◆ **AIM**:
Pick out the lines below that include the string "Three".

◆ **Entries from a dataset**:
■ ■ ■ ■

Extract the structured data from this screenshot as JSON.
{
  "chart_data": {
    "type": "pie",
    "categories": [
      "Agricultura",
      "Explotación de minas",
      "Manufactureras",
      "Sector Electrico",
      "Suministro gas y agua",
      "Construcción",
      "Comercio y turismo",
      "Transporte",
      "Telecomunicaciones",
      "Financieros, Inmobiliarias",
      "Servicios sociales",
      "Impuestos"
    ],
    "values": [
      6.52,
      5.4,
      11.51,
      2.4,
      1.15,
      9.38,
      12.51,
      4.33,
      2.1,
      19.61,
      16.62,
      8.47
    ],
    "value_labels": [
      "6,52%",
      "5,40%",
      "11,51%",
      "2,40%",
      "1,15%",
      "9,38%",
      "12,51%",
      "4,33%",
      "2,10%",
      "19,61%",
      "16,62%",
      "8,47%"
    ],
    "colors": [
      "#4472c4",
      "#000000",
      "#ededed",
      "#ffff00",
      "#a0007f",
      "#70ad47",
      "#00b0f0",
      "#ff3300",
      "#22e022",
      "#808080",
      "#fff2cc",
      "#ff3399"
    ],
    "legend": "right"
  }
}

■ ■ ■ ■

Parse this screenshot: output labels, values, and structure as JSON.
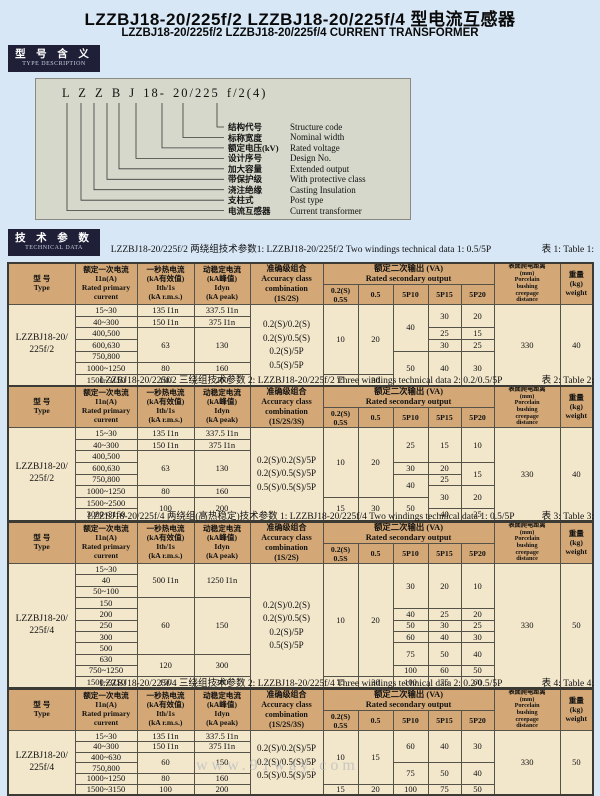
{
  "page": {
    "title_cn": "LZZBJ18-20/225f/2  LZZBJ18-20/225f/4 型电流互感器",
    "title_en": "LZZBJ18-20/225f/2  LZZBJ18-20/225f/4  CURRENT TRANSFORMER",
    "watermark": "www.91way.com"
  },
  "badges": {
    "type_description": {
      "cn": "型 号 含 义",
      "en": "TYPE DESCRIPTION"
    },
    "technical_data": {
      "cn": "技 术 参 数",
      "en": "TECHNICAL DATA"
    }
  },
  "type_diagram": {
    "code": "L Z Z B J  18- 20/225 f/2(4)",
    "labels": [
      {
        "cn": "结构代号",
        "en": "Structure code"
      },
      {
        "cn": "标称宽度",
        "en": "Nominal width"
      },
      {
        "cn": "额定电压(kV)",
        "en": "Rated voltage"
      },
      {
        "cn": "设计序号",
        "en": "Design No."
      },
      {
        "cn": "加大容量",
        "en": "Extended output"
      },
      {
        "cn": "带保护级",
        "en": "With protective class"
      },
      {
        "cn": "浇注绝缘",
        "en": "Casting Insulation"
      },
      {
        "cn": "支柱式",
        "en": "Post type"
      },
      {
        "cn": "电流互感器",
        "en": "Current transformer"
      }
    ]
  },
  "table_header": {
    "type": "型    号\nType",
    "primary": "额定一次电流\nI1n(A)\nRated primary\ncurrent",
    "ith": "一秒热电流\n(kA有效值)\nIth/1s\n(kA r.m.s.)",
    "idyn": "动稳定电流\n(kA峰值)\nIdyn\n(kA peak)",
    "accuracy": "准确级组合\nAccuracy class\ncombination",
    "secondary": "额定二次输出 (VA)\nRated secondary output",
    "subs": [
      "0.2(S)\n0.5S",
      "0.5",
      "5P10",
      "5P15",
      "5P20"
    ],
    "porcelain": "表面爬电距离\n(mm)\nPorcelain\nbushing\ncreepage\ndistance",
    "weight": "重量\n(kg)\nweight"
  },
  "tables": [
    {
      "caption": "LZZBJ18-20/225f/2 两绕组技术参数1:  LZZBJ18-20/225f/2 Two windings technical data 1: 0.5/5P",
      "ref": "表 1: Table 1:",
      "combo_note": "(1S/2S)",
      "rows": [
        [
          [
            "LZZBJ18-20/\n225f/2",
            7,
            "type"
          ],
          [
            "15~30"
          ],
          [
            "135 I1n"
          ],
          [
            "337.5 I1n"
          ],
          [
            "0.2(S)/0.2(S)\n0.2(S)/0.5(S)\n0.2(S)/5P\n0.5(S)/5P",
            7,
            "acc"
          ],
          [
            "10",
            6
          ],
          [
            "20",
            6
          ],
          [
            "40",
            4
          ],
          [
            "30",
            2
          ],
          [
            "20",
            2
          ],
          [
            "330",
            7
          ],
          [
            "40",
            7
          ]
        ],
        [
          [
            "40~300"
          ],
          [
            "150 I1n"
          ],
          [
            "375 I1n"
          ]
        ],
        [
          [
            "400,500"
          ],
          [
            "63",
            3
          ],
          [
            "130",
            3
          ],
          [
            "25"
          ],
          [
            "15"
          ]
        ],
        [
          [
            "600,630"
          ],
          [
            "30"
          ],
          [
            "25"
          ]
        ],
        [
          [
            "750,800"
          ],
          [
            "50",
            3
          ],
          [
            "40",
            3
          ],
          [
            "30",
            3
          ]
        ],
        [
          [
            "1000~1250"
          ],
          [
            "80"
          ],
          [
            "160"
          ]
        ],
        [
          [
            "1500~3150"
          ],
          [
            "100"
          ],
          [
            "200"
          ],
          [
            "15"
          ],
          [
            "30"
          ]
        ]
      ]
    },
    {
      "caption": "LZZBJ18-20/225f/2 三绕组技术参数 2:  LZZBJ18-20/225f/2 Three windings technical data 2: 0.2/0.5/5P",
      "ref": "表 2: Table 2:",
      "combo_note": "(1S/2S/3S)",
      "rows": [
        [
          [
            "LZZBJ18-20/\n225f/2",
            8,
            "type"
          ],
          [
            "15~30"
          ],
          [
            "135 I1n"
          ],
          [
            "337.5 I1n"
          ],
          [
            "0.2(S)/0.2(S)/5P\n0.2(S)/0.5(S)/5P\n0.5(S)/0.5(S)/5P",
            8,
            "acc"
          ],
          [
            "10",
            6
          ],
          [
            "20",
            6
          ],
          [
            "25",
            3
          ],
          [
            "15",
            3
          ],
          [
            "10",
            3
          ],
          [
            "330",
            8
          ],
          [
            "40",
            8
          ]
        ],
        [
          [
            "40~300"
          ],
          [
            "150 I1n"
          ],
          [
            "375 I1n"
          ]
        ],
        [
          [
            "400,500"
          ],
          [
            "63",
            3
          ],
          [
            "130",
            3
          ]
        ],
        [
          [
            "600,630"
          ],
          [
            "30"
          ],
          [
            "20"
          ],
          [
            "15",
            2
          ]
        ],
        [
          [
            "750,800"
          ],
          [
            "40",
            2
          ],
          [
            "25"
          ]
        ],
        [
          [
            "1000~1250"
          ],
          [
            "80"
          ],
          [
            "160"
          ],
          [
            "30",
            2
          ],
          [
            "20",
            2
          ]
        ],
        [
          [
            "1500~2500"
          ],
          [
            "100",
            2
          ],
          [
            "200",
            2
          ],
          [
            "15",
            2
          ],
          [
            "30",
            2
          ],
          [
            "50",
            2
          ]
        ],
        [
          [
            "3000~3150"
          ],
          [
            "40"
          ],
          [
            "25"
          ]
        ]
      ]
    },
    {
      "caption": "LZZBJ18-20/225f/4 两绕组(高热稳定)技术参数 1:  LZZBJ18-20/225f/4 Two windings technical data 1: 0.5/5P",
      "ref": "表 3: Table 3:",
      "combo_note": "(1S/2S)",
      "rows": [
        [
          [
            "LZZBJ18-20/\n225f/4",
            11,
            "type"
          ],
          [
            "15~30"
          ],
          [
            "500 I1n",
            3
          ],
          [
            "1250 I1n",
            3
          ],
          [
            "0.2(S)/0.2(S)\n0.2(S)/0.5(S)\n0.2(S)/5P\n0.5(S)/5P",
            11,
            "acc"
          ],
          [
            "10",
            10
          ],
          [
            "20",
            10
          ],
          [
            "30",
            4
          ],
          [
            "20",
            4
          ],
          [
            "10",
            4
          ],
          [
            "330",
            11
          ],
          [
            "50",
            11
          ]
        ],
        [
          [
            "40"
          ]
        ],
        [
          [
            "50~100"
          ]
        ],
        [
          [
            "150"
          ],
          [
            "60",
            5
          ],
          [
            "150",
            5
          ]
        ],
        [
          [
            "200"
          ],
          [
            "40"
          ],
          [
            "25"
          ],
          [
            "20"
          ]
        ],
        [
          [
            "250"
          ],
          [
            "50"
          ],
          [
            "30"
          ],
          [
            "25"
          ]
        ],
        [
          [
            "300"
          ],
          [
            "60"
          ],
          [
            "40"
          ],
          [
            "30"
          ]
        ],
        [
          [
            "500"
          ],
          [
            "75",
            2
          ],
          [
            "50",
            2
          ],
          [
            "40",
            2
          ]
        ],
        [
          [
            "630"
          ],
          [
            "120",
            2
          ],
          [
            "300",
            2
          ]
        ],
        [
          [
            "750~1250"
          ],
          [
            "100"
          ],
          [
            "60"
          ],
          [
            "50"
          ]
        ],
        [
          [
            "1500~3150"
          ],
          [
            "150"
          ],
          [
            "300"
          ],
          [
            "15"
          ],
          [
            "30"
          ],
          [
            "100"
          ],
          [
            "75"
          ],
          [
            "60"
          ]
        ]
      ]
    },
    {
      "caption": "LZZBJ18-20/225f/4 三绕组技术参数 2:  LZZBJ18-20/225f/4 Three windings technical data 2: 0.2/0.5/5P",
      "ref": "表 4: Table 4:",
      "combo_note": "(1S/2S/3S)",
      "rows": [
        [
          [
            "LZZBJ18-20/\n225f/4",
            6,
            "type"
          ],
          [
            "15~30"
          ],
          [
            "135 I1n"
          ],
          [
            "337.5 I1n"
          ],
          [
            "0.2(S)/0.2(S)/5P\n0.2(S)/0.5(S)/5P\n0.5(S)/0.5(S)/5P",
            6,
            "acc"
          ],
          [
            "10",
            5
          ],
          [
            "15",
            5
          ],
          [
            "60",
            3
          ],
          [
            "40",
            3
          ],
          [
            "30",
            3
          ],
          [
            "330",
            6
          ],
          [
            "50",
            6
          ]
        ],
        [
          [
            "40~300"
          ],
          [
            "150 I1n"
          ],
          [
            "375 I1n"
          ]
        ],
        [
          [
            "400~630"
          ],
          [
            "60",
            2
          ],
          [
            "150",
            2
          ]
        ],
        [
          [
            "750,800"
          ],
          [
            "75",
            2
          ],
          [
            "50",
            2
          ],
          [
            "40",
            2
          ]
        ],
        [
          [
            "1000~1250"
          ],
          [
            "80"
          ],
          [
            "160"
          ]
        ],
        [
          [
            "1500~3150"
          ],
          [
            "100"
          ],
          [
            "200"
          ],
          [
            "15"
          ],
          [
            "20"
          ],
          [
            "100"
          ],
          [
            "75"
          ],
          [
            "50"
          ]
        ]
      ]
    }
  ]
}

■ ■ ■ ■

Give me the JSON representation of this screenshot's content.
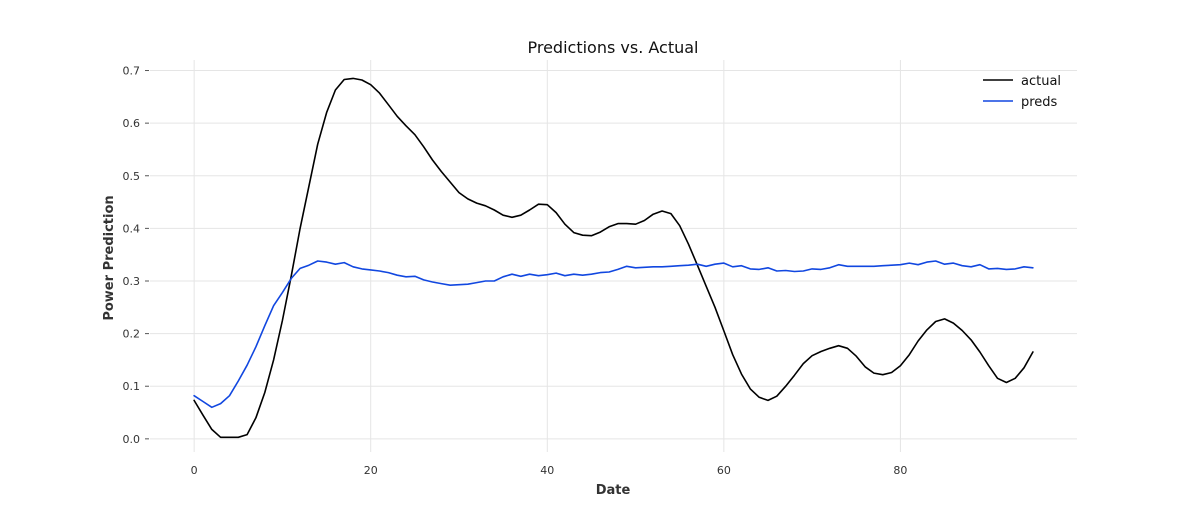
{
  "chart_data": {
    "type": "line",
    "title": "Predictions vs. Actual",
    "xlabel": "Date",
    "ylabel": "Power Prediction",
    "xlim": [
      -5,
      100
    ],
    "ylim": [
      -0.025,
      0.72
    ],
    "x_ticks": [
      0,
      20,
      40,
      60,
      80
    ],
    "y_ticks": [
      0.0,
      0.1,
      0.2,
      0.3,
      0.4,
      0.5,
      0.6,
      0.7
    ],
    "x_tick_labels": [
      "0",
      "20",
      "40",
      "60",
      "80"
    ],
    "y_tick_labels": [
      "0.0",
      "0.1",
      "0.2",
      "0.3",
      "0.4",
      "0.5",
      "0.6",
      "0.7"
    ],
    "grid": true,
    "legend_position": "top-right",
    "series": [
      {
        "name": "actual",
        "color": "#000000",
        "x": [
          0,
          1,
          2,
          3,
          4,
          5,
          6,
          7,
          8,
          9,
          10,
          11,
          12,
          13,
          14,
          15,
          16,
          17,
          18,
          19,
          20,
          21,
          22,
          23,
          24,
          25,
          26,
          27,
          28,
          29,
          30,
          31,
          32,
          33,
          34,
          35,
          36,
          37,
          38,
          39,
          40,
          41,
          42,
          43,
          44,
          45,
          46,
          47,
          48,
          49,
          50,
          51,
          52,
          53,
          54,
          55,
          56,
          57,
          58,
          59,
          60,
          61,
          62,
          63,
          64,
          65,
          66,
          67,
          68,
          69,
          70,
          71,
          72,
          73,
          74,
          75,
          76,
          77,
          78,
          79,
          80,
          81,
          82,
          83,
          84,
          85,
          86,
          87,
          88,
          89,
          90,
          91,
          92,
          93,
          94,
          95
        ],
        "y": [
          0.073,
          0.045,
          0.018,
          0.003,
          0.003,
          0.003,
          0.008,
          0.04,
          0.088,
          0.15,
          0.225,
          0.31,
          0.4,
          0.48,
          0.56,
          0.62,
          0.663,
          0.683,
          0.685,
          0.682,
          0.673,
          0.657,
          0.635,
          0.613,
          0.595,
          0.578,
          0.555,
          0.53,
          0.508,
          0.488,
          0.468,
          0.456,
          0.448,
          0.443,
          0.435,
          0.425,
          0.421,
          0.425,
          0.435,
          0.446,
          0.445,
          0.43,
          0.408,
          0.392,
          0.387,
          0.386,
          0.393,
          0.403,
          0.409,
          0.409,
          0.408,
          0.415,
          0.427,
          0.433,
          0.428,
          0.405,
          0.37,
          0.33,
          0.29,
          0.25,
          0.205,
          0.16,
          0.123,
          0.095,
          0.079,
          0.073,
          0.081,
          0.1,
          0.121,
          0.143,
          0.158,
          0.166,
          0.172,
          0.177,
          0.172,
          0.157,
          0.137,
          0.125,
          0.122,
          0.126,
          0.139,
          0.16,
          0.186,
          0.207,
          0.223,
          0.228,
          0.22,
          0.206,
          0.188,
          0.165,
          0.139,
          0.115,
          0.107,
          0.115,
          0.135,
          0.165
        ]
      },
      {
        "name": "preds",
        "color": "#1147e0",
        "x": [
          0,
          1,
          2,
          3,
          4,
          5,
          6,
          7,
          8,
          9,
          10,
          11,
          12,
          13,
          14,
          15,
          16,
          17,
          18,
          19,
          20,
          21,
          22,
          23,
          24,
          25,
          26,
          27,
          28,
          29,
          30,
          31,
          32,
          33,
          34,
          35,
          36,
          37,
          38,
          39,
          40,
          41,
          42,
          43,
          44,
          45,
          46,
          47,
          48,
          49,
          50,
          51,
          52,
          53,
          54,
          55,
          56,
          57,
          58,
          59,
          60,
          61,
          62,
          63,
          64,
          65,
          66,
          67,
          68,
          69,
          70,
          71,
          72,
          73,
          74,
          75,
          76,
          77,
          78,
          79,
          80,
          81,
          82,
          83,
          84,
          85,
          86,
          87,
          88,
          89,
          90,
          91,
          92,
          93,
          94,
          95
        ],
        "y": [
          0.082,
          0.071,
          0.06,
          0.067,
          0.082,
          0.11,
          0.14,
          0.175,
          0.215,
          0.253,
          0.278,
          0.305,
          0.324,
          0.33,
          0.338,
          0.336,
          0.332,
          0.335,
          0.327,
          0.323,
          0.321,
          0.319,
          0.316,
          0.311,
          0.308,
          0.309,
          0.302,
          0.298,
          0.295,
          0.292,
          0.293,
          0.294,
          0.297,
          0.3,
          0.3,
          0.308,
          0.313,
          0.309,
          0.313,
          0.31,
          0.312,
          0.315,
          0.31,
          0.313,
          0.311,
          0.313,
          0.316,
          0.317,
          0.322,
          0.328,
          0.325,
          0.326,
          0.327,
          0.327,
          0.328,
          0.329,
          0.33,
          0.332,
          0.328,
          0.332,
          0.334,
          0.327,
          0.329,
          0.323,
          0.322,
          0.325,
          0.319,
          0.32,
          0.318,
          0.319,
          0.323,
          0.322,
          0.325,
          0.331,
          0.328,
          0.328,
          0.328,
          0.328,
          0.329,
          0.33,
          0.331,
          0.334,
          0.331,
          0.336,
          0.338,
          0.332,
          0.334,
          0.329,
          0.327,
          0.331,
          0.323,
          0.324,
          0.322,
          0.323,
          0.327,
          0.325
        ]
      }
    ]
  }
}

■ ■ ■ ■

◆ **WORKED SOLUTION**:
      "caption": "LZZBJ18-20/225f/2 三绕组技术参数 2:  LZZBJ18-20/225f/2 Three windings technical data 2: 0.2/0.5/5P",
      "caption": "LZZBJ18-20/225f/4 三绕组技术参数 2:  LZZBJ18-20/225f/4 Three windings technical data 2: 0.2/0.5/5P",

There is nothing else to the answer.